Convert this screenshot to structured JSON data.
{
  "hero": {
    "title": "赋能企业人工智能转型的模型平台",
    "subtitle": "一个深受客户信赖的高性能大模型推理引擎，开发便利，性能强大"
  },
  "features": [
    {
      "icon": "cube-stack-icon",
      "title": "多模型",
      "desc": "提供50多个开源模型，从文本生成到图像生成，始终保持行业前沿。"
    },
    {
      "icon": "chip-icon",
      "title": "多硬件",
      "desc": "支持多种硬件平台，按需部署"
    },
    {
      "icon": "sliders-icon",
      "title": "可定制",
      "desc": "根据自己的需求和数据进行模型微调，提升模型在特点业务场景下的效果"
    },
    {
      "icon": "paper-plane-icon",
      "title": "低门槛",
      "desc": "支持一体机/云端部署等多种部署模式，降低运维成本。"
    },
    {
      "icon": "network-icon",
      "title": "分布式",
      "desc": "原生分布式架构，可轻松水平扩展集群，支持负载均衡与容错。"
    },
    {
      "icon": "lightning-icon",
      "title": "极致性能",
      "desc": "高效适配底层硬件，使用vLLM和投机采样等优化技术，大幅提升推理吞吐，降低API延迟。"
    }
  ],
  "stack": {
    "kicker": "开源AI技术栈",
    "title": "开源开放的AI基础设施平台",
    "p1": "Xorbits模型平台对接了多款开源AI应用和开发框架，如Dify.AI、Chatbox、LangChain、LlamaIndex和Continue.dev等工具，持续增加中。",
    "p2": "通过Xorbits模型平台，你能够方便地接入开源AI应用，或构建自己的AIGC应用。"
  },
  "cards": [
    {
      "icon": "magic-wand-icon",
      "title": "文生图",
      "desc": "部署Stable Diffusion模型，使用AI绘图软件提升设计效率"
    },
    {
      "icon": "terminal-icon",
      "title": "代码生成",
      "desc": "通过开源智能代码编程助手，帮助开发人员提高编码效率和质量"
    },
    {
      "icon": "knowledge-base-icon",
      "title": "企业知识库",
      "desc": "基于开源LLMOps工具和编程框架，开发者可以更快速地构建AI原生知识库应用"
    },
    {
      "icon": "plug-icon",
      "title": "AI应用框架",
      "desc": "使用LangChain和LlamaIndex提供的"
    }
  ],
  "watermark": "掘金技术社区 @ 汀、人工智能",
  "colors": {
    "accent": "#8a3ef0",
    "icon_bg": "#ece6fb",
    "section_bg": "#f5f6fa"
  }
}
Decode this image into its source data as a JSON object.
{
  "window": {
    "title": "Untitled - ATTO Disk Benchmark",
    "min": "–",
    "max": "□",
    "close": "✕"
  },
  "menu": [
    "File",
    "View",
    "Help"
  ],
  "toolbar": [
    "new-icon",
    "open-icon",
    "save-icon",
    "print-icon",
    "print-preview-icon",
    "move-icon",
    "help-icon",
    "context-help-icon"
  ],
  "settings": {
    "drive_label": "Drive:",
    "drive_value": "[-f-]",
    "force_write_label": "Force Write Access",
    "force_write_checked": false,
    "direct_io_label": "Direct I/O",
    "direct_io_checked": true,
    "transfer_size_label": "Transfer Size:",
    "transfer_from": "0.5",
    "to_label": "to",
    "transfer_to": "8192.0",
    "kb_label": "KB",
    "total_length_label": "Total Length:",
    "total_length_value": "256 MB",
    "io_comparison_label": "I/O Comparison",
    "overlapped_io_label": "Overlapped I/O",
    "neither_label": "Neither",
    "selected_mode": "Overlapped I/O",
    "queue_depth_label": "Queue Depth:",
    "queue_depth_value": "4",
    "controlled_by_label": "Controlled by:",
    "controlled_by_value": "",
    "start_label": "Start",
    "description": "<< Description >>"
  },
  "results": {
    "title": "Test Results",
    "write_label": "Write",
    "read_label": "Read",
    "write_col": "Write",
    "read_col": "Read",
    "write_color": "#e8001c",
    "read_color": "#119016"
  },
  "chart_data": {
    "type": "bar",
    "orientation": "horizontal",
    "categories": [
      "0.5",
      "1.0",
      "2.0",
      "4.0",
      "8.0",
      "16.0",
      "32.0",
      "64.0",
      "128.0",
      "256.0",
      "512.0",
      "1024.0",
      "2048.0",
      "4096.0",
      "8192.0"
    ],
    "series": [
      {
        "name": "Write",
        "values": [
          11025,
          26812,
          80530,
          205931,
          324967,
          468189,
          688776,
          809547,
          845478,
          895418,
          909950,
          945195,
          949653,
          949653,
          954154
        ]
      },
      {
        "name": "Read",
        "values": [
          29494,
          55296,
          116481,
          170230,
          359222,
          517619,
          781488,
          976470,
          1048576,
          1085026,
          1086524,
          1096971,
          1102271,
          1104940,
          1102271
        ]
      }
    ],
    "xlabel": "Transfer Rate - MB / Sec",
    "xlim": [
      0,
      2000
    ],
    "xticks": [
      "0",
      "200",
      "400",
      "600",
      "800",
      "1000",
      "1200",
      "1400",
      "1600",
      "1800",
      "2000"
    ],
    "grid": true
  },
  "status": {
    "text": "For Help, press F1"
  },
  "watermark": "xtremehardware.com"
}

Aim of the exercise: Every line above should be written out again exactly as it stands.

Answer for this exercise:
Convert this screenshot to structured JSON data.
{
  "hero": {
    "title": "赋能企业人工智能转型的模型平台",
    "subtitle": "一个深受客户信赖的高性能大模型推理引擎，开发便利，性能强大"
  },
  "features": [
    {
      "icon": "cube-stack-icon",
      "title": "多模型",
      "desc": "提供50多个开源模型，从文本生成到图像生成，始终保持行业前沿。"
    },
    {
      "icon": "chip-icon",
      "title": "多硬件",
      "desc": "支持多种硬件平台，按需部署"
    },
    {
      "icon": "sliders-icon",
      "title": "可定制",
      "desc": "根据自己的需求和数据进行模型微调，提升模型在特点业务场景下的效果"
    },
    {
      "icon": "paper-plane-icon",
      "title": "低门槛",
      "desc": "支持一体机/云端部署等多种部署模式，降低运维成本。"
    },
    {
      "icon": "network-icon",
      "title": "分布式",
      "desc": "原生分布式架构，可轻松水平扩展集群，支持负载均衡与容错。"
    },
    {
      "icon": "lightning-icon",
      "title": "极致性能",
      "desc": "高效适配底层硬件，使用vLLM和投机采样等优化技术，大幅提升推理吞吐，降低API延迟。"
    }
  ],
  "stack": {
    "kicker": "开源AI技术栈",
    "title": "开源开放的AI基础设施平台",
    "p1": "Xorbits模型平台对接了多款开源AI应用和开发框架，如Dify.AI、Chatbox、LangChain、LlamaIndex和Continue.dev等工具，持续增加中。",
    "p2": "通过Xorbits模型平台，你能够方便地接入开源AI应用，或构建自己的AIGC应用。"
  },
  "cards": [
    {
      "icon": "magic-wand-icon",
      "title": "文生图",
      "desc": "部署Stable Diffusion模型，使用AI绘图软件提升设计效率"
    },
    {
      "icon": "terminal-icon",
      "title": "代码生成",
      "desc": "通过开源智能代码编程助手，帮助开发人员提高编码效率和质量"
    },
    {
      "icon": "knowledge-base-icon",
      "title": "企业知识库",
      "desc": "基于开源LLMOps工具和编程框架，开发者可以更快速地构建AI原生知识库应用"
    },
    {
      "icon": "plug-icon",
      "title": "AI应用框架",
      "desc": "使用LangChain和LlamaIndex提供的"
    }
  ],
  "watermark": "掘金技术社区 @ 汀、人工智能",
  "colors": {
    "accent": "#8a3ef0",
    "icon_bg": "#ece6fb",
    "section_bg": "#f5f6fa"
  }
}
Decode this image into its source data as a JSON object.
{
  "window": {
    "title": "Untitled - ATTO Disk Benchmark",
    "min": "–",
    "max": "□",
    "close": "✕"
  },
  "menu": [
    "File",
    "View",
    "Help"
  ],
  "toolbar": [
    "new-icon",
    "open-icon",
    "save-icon",
    "print-icon",
    "print-preview-icon",
    "move-icon",
    "help-icon",
    "context-help-icon"
  ],
  "settings": {
    "drive_label": "Drive:",
    "drive_value": "[-f-]",
    "force_write_label": "Force Write Access",
    "force_write_checked": false,
    "direct_io_label": "Direct I/O",
    "direct_io_checked": true,
    "transfer_size_label": "Transfer Size:",
    "transfer_from": "0.5",
    "to_label": "to",
    "transfer_to": "8192.0",
    "kb_label": "KB",
    "total_length_label": "Total Length:",
    "total_length_value": "256 MB",
    "io_comparison_label": "I/O Comparison",
    "overlapped_io_label": "Overlapped I/O",
    "neither_label": "Neither",
    "selected_mode": "Overlapped I/O",
    "queue_depth_label": "Queue Depth:",
    "queue_depth_value": "4",
    "controlled_by_label": "Controlled by:",
    "controlled_by_value": "",
    "start_label": "Start",
    "description": "<< Description >>"
  },
  "results": {
    "title": "Test Results",
    "write_label": "Write",
    "read_label": "Read",
    "write_col": "Write",
    "read_col": "Read",
    "write_color": "#e8001c",
    "read_color": "#119016"
  },
  "chart_data": {
    "type": "bar",
    "orientation": "horizontal",
    "categories": [
      "0.5",
      "1.0",
      "2.0",
      "4.0",
      "8.0",
      "16.0",
      "32.0",
      "64.0",
      "128.0",
      "256.0",
      "512.0",
      "1024.0",
      "2048.0",
      "4096.0",
      "8192.0"
    ],
    "series": [
      {
        "name": "Write",
        "values": [
          11025,
          26812,
          80530,
          205931,
          324967,
          468189,
          688776,
          809547,
          845478,
          895418,
          909950,
          945195,
          949653,
          949653,
          954154
        ]
      },
      {
        "name": "Read",
        "values": [
          29494,
          55296,
          116481,
          170230,
          359222,
          517619,
          781488,
          976470,
          1048576,
          1085026,
          1086524,
          1096971,
          1102271,
          1104940,
          1102271
        ]
      }
    ],
    "xlabel": "Transfer Rate - MB / Sec",
    "xlim": [
      0,
      2000
    ],
    "xticks": [
      "0",
      "200",
      "400",
      "600",
      "800",
      "1000",
      "1200",
      "1400",
      "1600",
      "1800",
      "2000"
    ],
    "grid": true
  },
  "status": {
    "text": "For Help, press F1"
  },
  "watermark": "xtremehardware.com"
}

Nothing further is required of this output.